[Records from a dataset]
################

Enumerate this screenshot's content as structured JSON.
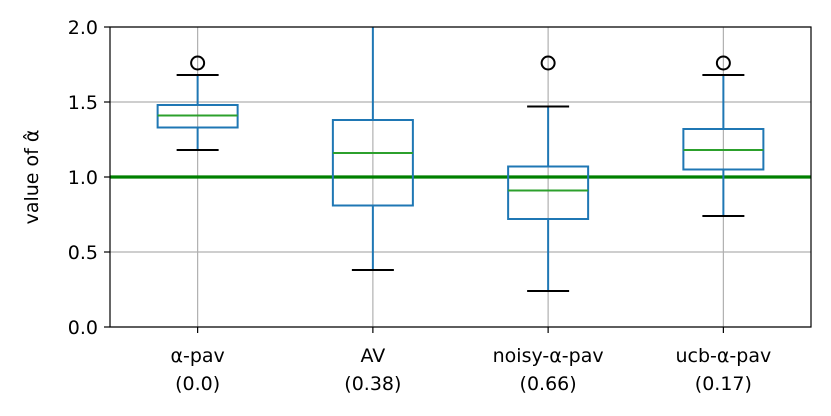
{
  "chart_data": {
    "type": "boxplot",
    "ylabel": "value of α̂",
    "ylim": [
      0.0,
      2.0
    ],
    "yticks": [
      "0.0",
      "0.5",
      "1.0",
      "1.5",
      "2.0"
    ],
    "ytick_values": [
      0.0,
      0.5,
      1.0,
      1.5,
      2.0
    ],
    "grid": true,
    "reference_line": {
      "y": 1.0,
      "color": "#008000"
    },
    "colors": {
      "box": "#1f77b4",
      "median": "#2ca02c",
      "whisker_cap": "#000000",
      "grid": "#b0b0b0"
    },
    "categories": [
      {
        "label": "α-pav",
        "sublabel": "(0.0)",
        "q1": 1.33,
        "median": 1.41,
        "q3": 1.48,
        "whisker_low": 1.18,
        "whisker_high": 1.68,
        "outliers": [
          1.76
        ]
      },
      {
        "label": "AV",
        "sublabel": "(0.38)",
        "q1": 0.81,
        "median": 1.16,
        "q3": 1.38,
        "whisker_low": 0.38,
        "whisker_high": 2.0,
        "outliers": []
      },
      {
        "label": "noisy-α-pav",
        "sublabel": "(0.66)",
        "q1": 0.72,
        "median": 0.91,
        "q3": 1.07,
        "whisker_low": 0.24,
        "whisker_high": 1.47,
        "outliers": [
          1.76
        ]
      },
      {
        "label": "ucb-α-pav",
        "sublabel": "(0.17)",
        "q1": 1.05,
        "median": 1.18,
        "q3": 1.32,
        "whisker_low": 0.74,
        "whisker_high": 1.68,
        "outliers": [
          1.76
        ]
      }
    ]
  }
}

################

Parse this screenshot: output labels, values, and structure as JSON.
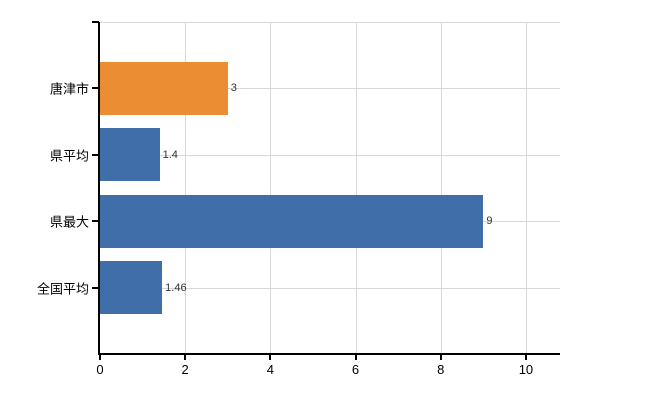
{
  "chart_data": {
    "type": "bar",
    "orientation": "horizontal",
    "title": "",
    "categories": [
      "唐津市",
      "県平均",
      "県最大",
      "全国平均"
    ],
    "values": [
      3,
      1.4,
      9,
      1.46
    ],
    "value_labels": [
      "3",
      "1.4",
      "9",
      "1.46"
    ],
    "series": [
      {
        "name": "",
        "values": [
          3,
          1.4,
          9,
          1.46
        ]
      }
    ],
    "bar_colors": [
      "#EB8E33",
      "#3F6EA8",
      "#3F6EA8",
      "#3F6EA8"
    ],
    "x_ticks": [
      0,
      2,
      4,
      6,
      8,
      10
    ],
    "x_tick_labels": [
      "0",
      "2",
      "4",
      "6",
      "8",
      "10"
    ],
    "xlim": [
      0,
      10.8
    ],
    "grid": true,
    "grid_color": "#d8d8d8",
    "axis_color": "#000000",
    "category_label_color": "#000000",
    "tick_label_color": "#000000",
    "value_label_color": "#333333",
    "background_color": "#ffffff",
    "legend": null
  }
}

################

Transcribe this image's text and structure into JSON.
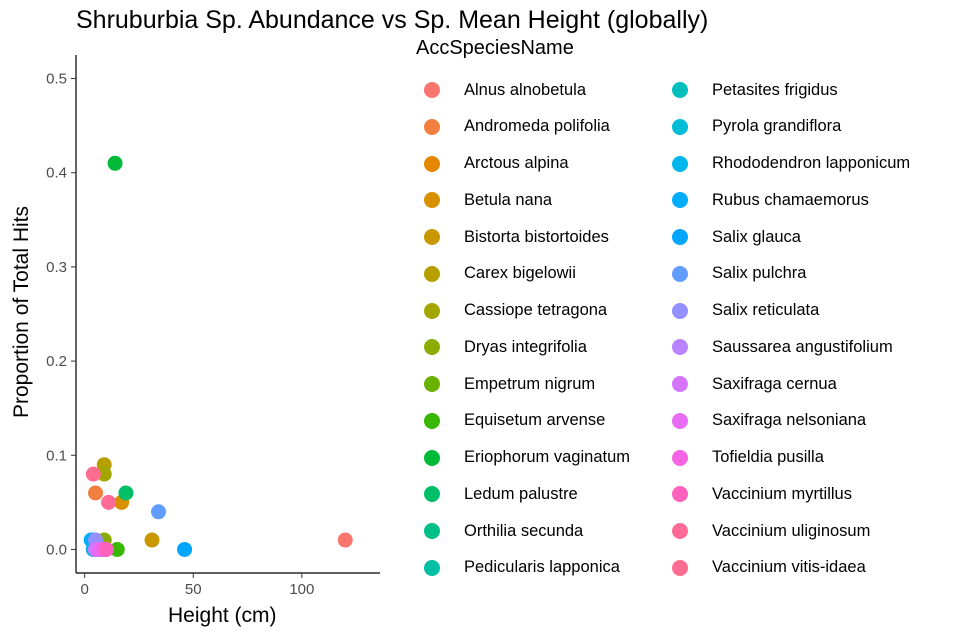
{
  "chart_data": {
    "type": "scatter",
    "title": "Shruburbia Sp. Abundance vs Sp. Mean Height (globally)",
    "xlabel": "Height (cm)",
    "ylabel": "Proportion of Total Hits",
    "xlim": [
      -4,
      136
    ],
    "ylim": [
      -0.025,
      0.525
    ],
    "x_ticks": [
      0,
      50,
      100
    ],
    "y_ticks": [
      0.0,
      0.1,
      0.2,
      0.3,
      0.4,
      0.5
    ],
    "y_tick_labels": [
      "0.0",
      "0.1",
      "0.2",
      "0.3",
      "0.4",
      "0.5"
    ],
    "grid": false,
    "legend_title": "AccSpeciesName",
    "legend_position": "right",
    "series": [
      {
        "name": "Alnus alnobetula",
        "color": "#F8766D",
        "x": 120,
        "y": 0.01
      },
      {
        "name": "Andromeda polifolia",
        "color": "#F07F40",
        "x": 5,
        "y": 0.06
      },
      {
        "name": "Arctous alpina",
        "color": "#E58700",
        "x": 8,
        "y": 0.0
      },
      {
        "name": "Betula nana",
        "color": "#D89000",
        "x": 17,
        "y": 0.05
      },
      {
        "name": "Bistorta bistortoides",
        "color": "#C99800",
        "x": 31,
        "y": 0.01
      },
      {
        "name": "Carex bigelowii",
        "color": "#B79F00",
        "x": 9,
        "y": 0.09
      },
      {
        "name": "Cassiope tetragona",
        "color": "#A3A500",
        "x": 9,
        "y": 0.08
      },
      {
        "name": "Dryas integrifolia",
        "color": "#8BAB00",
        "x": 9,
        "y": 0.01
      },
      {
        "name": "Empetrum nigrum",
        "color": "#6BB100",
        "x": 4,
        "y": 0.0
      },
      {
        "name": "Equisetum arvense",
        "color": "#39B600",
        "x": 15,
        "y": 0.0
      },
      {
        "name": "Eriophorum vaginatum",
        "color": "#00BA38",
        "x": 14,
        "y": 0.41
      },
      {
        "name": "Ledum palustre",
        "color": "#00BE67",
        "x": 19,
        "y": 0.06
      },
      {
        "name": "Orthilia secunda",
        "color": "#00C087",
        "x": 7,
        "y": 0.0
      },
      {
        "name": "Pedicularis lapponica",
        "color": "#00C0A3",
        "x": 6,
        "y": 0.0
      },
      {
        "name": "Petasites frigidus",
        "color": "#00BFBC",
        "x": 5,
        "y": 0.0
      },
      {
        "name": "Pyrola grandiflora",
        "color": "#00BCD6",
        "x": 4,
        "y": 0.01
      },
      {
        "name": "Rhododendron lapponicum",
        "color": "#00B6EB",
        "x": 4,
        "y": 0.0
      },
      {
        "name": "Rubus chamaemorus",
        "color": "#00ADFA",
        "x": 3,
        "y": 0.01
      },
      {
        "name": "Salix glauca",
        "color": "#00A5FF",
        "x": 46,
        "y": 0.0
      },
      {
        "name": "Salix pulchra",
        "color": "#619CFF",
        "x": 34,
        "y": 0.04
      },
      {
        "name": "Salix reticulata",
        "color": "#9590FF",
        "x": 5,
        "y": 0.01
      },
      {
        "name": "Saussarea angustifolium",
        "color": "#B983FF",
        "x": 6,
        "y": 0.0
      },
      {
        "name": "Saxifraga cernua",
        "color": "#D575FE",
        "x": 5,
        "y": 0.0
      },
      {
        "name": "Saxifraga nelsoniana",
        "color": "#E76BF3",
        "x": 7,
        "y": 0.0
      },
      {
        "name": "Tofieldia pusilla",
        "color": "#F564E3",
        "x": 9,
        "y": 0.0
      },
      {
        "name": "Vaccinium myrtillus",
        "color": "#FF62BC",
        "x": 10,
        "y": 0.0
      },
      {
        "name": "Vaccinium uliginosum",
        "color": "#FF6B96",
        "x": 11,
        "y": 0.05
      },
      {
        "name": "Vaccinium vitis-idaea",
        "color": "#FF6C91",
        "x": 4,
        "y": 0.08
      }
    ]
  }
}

################

▶ [Required task] Pull out each line of the records holding the string "this".

▶ [Task answer]
Enumerate this screenshot's content as structured JSON.
Parse this screenshot: output labels, values, and structure as JSON.
Transcribe this image's text and structure into JSON.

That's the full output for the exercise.